Instructions to follow: Write out each entry again. Keep every word exactly as it is.

Given records:
------------------------------------------------

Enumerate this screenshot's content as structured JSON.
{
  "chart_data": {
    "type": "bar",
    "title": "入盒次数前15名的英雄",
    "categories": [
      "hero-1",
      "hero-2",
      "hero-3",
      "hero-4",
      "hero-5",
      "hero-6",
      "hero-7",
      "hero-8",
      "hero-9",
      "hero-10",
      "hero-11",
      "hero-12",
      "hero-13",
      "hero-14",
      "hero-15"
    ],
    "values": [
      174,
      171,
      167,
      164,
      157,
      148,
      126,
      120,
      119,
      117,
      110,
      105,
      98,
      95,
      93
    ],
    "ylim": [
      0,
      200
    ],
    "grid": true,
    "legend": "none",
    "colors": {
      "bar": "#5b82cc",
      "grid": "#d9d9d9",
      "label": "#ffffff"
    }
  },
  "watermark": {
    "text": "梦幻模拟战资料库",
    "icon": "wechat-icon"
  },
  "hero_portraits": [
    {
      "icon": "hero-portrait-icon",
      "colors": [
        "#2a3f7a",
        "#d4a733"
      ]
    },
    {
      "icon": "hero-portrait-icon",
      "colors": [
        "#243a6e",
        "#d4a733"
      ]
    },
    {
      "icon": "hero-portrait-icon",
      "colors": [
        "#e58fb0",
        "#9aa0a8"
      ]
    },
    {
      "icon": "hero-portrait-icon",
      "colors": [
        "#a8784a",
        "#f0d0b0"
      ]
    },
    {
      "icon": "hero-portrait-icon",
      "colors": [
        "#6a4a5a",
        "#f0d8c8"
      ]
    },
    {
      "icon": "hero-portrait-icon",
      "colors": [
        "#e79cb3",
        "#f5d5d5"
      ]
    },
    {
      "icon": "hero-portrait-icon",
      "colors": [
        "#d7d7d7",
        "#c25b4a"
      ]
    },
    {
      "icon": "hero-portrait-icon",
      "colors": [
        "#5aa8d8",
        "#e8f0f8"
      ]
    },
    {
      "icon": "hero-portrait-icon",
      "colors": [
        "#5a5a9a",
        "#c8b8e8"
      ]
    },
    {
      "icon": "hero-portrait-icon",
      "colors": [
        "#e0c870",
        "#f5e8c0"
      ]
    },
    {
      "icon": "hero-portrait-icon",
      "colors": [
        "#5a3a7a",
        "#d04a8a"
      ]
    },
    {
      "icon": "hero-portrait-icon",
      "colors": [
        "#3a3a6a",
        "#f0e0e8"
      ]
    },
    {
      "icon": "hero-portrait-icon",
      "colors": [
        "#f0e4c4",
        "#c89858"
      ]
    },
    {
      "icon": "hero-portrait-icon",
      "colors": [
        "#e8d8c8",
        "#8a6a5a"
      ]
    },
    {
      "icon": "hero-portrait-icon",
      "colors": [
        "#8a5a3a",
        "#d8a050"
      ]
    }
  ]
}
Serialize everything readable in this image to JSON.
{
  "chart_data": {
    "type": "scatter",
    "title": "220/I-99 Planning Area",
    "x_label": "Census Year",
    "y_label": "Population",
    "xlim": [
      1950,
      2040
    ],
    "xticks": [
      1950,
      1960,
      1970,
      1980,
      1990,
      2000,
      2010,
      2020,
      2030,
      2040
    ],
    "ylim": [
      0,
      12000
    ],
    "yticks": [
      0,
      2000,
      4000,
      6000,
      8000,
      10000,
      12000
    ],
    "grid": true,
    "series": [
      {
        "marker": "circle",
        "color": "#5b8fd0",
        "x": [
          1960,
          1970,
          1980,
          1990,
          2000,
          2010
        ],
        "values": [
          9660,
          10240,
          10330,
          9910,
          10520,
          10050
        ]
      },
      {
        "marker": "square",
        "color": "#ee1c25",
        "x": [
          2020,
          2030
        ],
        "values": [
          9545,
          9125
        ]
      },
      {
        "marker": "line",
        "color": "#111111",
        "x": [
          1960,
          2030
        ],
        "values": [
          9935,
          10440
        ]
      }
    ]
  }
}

------------------------------------------------

Exercise output:
Enumerate this screenshot's content as structured JSON.
{
  "chart_data": {
    "type": "bar",
    "title": "入盒次数前15名的英雄",
    "categories": [
      "hero-1",
      "hero-2",
      "hero-3",
      "hero-4",
      "hero-5",
      "hero-6",
      "hero-7",
      "hero-8",
      "hero-9",
      "hero-10",
      "hero-11",
      "hero-12",
      "hero-13",
      "hero-14",
      "hero-15"
    ],
    "values": [
      174,
      171,
      167,
      164,
      157,
      148,
      126,
      120,
      119,
      117,
      110,
      105,
      98,
      95,
      93
    ],
    "ylim": [
      0,
      200
    ],
    "grid": true,
    "legend": "none",
    "colors": {
      "bar": "#5b82cc",
      "grid": "#d9d9d9",
      "label": "#ffffff"
    }
  },
  "watermark": {
    "text": "梦幻模拟战资料库",
    "icon": "wechat-icon"
  },
  "hero_portraits": [
    {
      "icon": "hero-portrait-icon",
      "colors": [
        "#2a3f7a",
        "#d4a733"
      ]
    },
    {
      "icon": "hero-portrait-icon",
      "colors": [
        "#243a6e",
        "#d4a733"
      ]
    },
    {
      "icon": "hero-portrait-icon",
      "colors": [
        "#e58fb0",
        "#9aa0a8"
      ]
    },
    {
      "icon": "hero-portrait-icon",
      "colors": [
        "#a8784a",
        "#f0d0b0"
      ]
    },
    {
      "icon": "hero-portrait-icon",
      "colors": [
        "#6a4a5a",
        "#f0d8c8"
      ]
    },
    {
      "icon": "hero-portrait-icon",
      "colors": [
        "#e79cb3",
        "#f5d5d5"
      ]
    },
    {
      "icon": "hero-portrait-icon",
      "colors": [
        "#d7d7d7",
        "#c25b4a"
      ]
    },
    {
      "icon": "hero-portrait-icon",
      "colors": [
        "#5aa8d8",
        "#e8f0f8"
      ]
    },
    {
      "icon": "hero-portrait-icon",
      "colors": [
        "#5a5a9a",
        "#c8b8e8"
      ]
    },
    {
      "icon": "hero-portrait-icon",
      "colors": [
        "#e0c870",
        "#f5e8c0"
      ]
    },
    {
      "icon": "hero-portrait-icon",
      "colors": [
        "#5a3a7a",
        "#d04a8a"
      ]
    },
    {
      "icon": "hero-portrait-icon",
      "colors": [
        "#3a3a6a",
        "#f0e0e8"
      ]
    },
    {
      "icon": "hero-portrait-icon",
      "colors": [
        "#f0e4c4",
        "#c89858"
      ]
    },
    {
      "icon": "hero-portrait-icon",
      "colors": [
        "#e8d8c8",
        "#8a6a5a"
      ]
    },
    {
      "icon": "hero-portrait-icon",
      "colors": [
        "#8a5a3a",
        "#d8a050"
      ]
    }
  ]
}
Serialize everything readable in this image to JSON.
{
  "chart_data": {
    "type": "scatter",
    "title": "220/I-99 Planning Area",
    "x_label": "Census Year",
    "y_label": "Population",
    "xlim": [
      1950,
      2040
    ],
    "xticks": [
      1950,
      1960,
      1970,
      1980,
      1990,
      2000,
      2010,
      2020,
      2030,
      2040
    ],
    "ylim": [
      0,
      12000
    ],
    "yticks": [
      0,
      2000,
      4000,
      6000,
      8000,
      10000,
      12000
    ],
    "grid": true,
    "series": [
      {
        "marker": "circle",
        "color": "#5b8fd0",
        "x": [
          1960,
          1970,
          1980,
          1990,
          2000,
          2010
        ],
        "values": [
          9660,
          10240,
          10330,
          9910,
          10520,
          10050
        ]
      },
      {
        "marker": "square",
        "color": "#ee1c25",
        "x": [
          2020,
          2030
        ],
        "values": [
          9545,
          9125
        ]
      },
      {
        "marker": "line",
        "color": "#111111",
        "x": [
          1960,
          2030
        ],
        "values": [
          9935,
          10440
        ]
      }
    ]
  }
}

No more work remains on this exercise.